= Task prompt =
Rewrite the entries below as a JSON list of strings, with one string for each line and any blank lines omitted.

^^^^

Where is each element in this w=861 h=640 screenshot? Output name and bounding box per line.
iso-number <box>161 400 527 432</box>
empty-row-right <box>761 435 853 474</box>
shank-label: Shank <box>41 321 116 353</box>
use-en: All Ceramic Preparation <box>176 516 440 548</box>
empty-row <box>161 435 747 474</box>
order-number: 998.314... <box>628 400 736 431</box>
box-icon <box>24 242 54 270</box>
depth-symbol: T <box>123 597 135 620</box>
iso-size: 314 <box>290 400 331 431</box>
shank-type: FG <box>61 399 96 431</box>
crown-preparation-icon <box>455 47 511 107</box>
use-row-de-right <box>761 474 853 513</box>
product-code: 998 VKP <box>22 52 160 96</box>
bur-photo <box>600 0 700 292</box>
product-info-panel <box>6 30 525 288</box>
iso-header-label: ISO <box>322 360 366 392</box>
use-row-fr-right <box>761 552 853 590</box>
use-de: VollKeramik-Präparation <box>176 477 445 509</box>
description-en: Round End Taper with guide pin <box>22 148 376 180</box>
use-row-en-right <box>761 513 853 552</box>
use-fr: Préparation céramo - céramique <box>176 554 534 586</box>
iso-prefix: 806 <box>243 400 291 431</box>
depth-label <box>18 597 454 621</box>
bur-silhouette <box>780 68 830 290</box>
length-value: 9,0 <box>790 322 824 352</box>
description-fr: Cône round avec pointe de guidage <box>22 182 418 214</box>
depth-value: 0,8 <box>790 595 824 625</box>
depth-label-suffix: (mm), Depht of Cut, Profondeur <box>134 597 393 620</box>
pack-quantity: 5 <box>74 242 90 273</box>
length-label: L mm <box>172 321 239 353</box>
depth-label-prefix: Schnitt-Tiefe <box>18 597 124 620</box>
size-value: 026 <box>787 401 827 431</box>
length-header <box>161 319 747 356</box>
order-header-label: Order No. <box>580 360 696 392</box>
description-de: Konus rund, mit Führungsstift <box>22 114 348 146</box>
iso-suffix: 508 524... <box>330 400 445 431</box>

^^^^

= Response for this exercise =
[
  "Where is each element in this w=861 h=640 screenshot? Output name and bounding box per line.",
  "iso-number <box>161 400 527 432</box>",
  "empty-row-right <box>761 435 853 474</box>",
  "shank-label: Shank <box>41 321 116 353</box>",
  "use-en: All Ceramic Preparation <box>176 516 440 548</box>",
  "empty-row <box>161 435 747 474</box>",
  "order-number: 998.314... <box>628 400 736 431</box>",
  "box-icon <box>24 242 54 270</box>",
  "depth-symbol: T <box>123 597 135 620</box>",
  "iso-size: 314 <box>290 400 331 431</box>",
  "shank-type: FG <box>61 399 96 431</box>",
  "crown-preparation-icon <box>455 47 511 107</box>",
  "use-row-de-right <box>761 474 853 513</box>",
  "product-code: 998 VKP <box>22 52 160 96</box>",
  "bur-photo <box>600 0 700 292</box>",
  "product-info-panel <box>6 30 525 288</box>",
  "iso-header-label: ISO <box>322 360 366 392</box>",
  "use-row-fr-right <box>761 552 853 590</box>",
  "use-de: VollKeramik-Präparation <box>176 477 445 509</box>",
  "description-en: Round End Taper with guide pin <box>22 148 376 180</box>",
  "use-row-en-right <box>761 513 853 552</box>",
  "use-fr: Préparation céramo - céramique <box>176 554 534 586</box>",
  "iso-prefix: 806 <box>243 400 291 431</box>",
  "depth-label <box>18 597 454 621</box>",
  "bur-silhouette <box>780 68 830 290</box>",
  "length-value: 9,0 <box>790 322 824 352</box>",
  "description-fr: Cône round avec pointe de guidage <box>22 182 418 214</box>",
  "depth-value: 0,8 <box>790 595 824 625</box>",
  "depth-label-suffix: (mm), Depht of Cut, Profondeur <box>134 597 393 620</box>",
  "pack-quantity: 5 <box>74 242 90 273</box>",
  "length-label: L mm <box>172 321 239 353</box>",
  "depth-label-prefix: Schnitt-Tiefe <box>18 597 124 620</box>",
  "size-value: 026 <box>787 401 827 431</box>",
  "length-header <box>161 319 747 356</box>",
  "order-header-label: Order No. <box>580 360 696 392</box>",
  "description-de: Konus rund, mit Führungsstift <box>22 114 348 146</box>",
  "iso-suffix: 508 524... <box>330 400 445 431</box>"
]